▶ [The problem]: Print all records exactly, leaving nothing out.

Dataset items
——————————

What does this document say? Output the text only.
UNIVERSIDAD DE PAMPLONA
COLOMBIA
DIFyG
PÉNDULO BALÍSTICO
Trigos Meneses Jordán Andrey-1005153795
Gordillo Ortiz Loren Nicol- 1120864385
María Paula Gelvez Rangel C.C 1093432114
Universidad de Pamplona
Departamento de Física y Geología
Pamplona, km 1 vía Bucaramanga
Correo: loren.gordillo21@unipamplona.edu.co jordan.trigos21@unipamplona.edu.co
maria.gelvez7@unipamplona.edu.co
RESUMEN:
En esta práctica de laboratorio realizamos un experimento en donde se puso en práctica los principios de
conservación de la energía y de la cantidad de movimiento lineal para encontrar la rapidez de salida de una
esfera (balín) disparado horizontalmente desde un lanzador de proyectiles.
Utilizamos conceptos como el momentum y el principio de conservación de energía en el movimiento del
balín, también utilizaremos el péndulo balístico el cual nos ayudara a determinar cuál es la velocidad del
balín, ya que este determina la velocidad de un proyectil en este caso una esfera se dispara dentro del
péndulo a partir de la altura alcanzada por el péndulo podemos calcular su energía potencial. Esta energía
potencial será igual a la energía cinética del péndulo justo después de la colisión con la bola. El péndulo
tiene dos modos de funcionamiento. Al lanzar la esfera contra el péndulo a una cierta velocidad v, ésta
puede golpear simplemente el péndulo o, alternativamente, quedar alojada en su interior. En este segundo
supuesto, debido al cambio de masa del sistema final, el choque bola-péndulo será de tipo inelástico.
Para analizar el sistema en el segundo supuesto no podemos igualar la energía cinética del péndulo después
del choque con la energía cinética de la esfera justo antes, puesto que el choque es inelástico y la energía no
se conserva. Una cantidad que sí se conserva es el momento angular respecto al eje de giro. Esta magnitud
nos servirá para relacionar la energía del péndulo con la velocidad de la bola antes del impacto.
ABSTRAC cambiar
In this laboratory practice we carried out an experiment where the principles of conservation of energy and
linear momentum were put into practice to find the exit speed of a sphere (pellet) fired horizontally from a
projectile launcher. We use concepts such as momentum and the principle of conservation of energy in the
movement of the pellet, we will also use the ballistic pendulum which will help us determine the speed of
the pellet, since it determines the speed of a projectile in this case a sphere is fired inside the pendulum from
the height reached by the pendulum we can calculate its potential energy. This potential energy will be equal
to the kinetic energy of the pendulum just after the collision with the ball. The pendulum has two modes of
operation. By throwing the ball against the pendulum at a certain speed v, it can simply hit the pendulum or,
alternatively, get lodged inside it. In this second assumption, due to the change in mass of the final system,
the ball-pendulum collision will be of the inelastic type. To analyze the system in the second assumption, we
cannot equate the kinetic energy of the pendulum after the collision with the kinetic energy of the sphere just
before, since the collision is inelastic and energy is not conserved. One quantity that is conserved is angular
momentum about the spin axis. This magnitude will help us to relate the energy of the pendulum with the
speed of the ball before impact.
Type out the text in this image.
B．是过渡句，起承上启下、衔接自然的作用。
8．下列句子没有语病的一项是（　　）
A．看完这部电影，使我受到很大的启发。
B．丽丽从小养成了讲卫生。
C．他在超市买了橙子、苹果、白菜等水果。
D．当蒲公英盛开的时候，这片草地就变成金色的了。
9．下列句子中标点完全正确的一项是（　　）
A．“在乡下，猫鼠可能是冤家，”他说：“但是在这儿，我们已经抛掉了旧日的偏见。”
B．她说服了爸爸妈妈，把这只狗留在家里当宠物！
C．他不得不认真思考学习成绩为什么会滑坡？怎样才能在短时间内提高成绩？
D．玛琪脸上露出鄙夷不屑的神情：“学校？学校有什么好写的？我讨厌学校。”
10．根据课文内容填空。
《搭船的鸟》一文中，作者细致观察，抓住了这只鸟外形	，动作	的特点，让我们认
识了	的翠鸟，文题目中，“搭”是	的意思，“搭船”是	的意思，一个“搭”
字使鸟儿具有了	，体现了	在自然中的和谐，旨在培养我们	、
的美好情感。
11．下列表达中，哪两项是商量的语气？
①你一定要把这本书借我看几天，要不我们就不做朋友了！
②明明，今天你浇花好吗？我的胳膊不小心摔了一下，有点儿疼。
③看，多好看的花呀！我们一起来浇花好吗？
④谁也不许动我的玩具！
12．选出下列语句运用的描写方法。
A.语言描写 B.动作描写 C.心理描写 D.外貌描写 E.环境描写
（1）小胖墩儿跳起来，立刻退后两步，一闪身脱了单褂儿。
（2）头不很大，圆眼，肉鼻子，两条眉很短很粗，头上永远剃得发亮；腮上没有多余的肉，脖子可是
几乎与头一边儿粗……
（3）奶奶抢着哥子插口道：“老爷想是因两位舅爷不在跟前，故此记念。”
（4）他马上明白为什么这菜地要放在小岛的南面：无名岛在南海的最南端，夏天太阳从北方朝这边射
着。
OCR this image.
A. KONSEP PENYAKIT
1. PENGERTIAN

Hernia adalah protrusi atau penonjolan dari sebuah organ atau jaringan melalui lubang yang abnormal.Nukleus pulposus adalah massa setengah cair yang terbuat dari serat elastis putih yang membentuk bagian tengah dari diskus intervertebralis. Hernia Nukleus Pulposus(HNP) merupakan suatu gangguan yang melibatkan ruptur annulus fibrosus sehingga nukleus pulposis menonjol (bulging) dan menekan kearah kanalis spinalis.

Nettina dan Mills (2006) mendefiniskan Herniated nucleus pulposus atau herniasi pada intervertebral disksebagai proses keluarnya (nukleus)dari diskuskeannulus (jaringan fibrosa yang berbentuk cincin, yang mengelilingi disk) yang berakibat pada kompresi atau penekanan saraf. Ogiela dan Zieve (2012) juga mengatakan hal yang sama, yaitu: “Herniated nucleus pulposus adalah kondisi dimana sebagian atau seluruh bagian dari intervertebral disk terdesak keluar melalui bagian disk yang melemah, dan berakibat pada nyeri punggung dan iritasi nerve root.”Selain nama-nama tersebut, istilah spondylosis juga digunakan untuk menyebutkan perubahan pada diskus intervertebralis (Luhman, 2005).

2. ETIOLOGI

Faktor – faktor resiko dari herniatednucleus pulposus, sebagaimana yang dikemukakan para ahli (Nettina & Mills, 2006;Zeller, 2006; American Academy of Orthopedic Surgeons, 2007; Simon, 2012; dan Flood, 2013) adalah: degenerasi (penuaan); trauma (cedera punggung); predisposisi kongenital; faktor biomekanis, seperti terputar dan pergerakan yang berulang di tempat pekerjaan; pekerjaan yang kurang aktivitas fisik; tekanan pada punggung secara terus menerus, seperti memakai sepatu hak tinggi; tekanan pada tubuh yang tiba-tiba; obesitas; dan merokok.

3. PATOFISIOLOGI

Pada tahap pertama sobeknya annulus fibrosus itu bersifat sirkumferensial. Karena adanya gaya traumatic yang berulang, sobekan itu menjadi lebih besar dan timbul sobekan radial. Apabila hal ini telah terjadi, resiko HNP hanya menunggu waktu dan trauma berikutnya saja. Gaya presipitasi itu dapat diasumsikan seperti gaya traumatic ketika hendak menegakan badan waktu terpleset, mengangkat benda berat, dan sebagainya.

——————————

▶ [Solution for this problem]:
What does this document say? Output the text only.
UNIVERSIDAD DE PAMPLONA
COLOMBIA
DIFyG
PÉNDULO BALÍSTICO
Trigos Meneses Jordán Andrey-1005153795
Gordillo Ortiz Loren Nicol- 1120864385
María Paula Gelvez Rangel C.C 1093432114
Universidad de Pamplona
Departamento de Física y Geología
Pamplona, km 1 vía Bucaramanga
Correo: loren.gordillo21@unipamplona.edu.co jordan.trigos21@unipamplona.edu.co
maria.gelvez7@unipamplona.edu.co
RESUMEN:
En esta práctica de laboratorio realizamos un experimento en donde se puso en práctica los principios de
conservación de la energía y de la cantidad de movimiento lineal para encontrar la rapidez de salida de una
esfera (balín) disparado horizontalmente desde un lanzador de proyectiles.
Utilizamos conceptos como el momentum y el principio de conservación de energía en el movimiento del
balín, también utilizaremos el péndulo balístico el cual nos ayudara a determinar cuál es la velocidad del
balín, ya que este determina la velocidad de un proyectil en este caso una esfera se dispara dentro del
péndulo a partir de la altura alcanzada por el péndulo podemos calcular su energía potencial. Esta energía
potencial será igual a la energía cinética del péndulo justo después de la colisión con la bola. El péndulo
tiene dos modos de funcionamiento. Al lanzar la esfera contra el péndulo a una cierta velocidad v, ésta
puede golpear simplemente el péndulo o, alternativamente, quedar alojada en su interior. En este segundo
supuesto, debido al cambio de masa del sistema final, el choque bola-péndulo será de tipo inelástico.
Para analizar el sistema en el segundo supuesto no podemos igualar la energía cinética del péndulo después
del choque con la energía cinética de la esfera justo antes, puesto que el choque es inelástico y la energía no
se conserva. Una cantidad que sí se conserva es el momento angular respecto al eje de giro. Esta magnitud
nos servirá para relacionar la energía del péndulo con la velocidad de la bola antes del impacto.
ABSTRAC cambiar
In this laboratory practice we carried out an experiment where the principles of conservation of energy and
linear momentum were put into practice to find the exit speed of a sphere (pellet) fired horizontally from a
projectile launcher. We use concepts such as momentum and the principle of conservation of energy in the
movement of the pellet, we will also use the ballistic pendulum which will help us determine the speed of
the pellet, since it determines the speed of a projectile in this case a sphere is fired inside the pendulum from
the height reached by the pendulum we can calculate its potential energy. This potential energy will be equal
to the kinetic energy of the pendulum just after the collision with the ball. The pendulum has two modes of
operation. By throwing the ball against the pendulum at a certain speed v, it can simply hit the pendulum or,
alternatively, get lodged inside it. In this second assumption, due to the change in mass of the final system,
the ball-pendulum collision will be of the inelastic type. To analyze the system in the second assumption, we
cannot equate the kinetic energy of the pendulum after the collision with the kinetic energy of the sphere just
before, since the collision is inelastic and energy is not conserved. One quantity that is conserved is angular
momentum about the spin axis. This magnitude will help us to relate the energy of the pendulum with the
speed of the ball before impact.
Type out the text in this image.
B．是过渡句，起承上启下、衔接自然的作用。
8．下列句子没有语病的一项是（　　）
A．看完这部电影，使我受到很大的启发。
B．丽丽从小养成了讲卫生。
C．他在超市买了橙子、苹果、白菜等水果。
D．当蒲公英盛开的时候，这片草地就变成金色的了。
9．下列句子中标点完全正确的一项是（　　）
A．“在乡下，猫鼠可能是冤家，”他说：“但是在这儿，我们已经抛掉了旧日的偏见。”
B．她说服了爸爸妈妈，把这只狗留在家里当宠物！
C．他不得不认真思考学习成绩为什么会滑坡？怎样才能在短时间内提高成绩？
D．玛琪脸上露出鄙夷不屑的神情：“学校？学校有什么好写的？我讨厌学校。”
10．根据课文内容填空。
《搭船的鸟》一文中，作者细致观察，抓住了这只鸟外形	，动作	的特点，让我们认
识了	的翠鸟，文题目中，“搭”是	的意思，“搭船”是	的意思，一个“搭”
字使鸟儿具有了	，体现了	在自然中的和谐，旨在培养我们	、
的美好情感。
11．下列表达中，哪两项是商量的语气？
①你一定要把这本书借我看几天，要不我们就不做朋友了！
②明明，今天你浇花好吗？我的胳膊不小心摔了一下，有点儿疼。
③看，多好看的花呀！我们一起来浇花好吗？
④谁也不许动我的玩具！
12．选出下列语句运用的描写方法。
A.语言描写 B.动作描写 C.心理描写 D.外貌描写 E.环境描写
（1）小胖墩儿跳起来，立刻退后两步，一闪身脱了单褂儿。
（2）头不很大，圆眼，肉鼻子，两条眉很短很粗，头上永远剃得发亮；腮上没有多余的肉，脖子可是
几乎与头一边儿粗……
（3）奶奶抢着哥子插口道：“老爷想是因两位舅爷不在跟前，故此记念。”
（4）他马上明白为什么这菜地要放在小岛的南面：无名岛在南海的最南端，夏天太阳从北方朝这边射
着。
OCR this image.
A. KONSEP PENYAKIT
1. PENGERTIAN

Hernia adalah protrusi atau penonjolan dari sebuah organ atau jaringan melalui lubang yang abnormal.Nukleus pulposus adalah massa setengah cair yang terbuat dari serat elastis putih yang membentuk bagian tengah dari diskus intervertebralis. Hernia Nukleus Pulposus(HNP) merupakan suatu gangguan yang melibatkan ruptur annulus fibrosus sehingga nukleus pulposis menonjol (bulging) dan menekan kearah kanalis spinalis.

Nettina dan Mills (2006) mendefiniskan Herniated nucleus pulposus atau herniasi pada intervertebral disksebagai proses keluarnya (nukleus)dari diskuskeannulus (jaringan fibrosa yang berbentuk cincin, yang mengelilingi disk) yang berakibat pada kompresi atau penekanan saraf. Ogiela dan Zieve (2012) juga mengatakan hal yang sama, yaitu: “Herniated nucleus pulposus adalah kondisi dimana sebagian atau seluruh bagian dari intervertebral disk terdesak keluar melalui bagian disk yang melemah, dan berakibat pada nyeri punggung dan iritasi nerve root.”Selain nama-nama tersebut, istilah spondylosis juga digunakan untuk menyebutkan perubahan pada diskus intervertebralis (Luhman, 2005).

2. ETIOLOGI

Faktor – faktor resiko dari herniatednucleus pulposus, sebagaimana yang dikemukakan para ahli (Nettina & Mills, 2006;Zeller, 2006; American Academy of Orthopedic Surgeons, 2007; Simon, 2012; dan Flood, 2013) adalah: degenerasi (penuaan); trauma (cedera punggung); predisposisi kongenital; faktor biomekanis, seperti terputar dan pergerakan yang berulang di tempat pekerjaan; pekerjaan yang kurang aktivitas fisik; tekanan pada punggung secara terus menerus, seperti memakai sepatu hak tinggi; tekanan pada tubuh yang tiba-tiba; obesitas; dan merokok.

3. PATOFISIOLOGI

Pada tahap pertama sobeknya annulus fibrosus itu bersifat sirkumferensial. Karena adanya gaya traumatic yang berulang, sobekan itu menjadi lebih besar dan timbul sobekan radial. Apabila hal ini telah terjadi, resiko HNP hanya menunggu waktu dan trauma berikutnya saja. Gaya presipitasi itu dapat diasumsikan seperti gaya traumatic ketika hendak menegakan badan waktu terpleset, mengangkat benda berat, dan sebagainya.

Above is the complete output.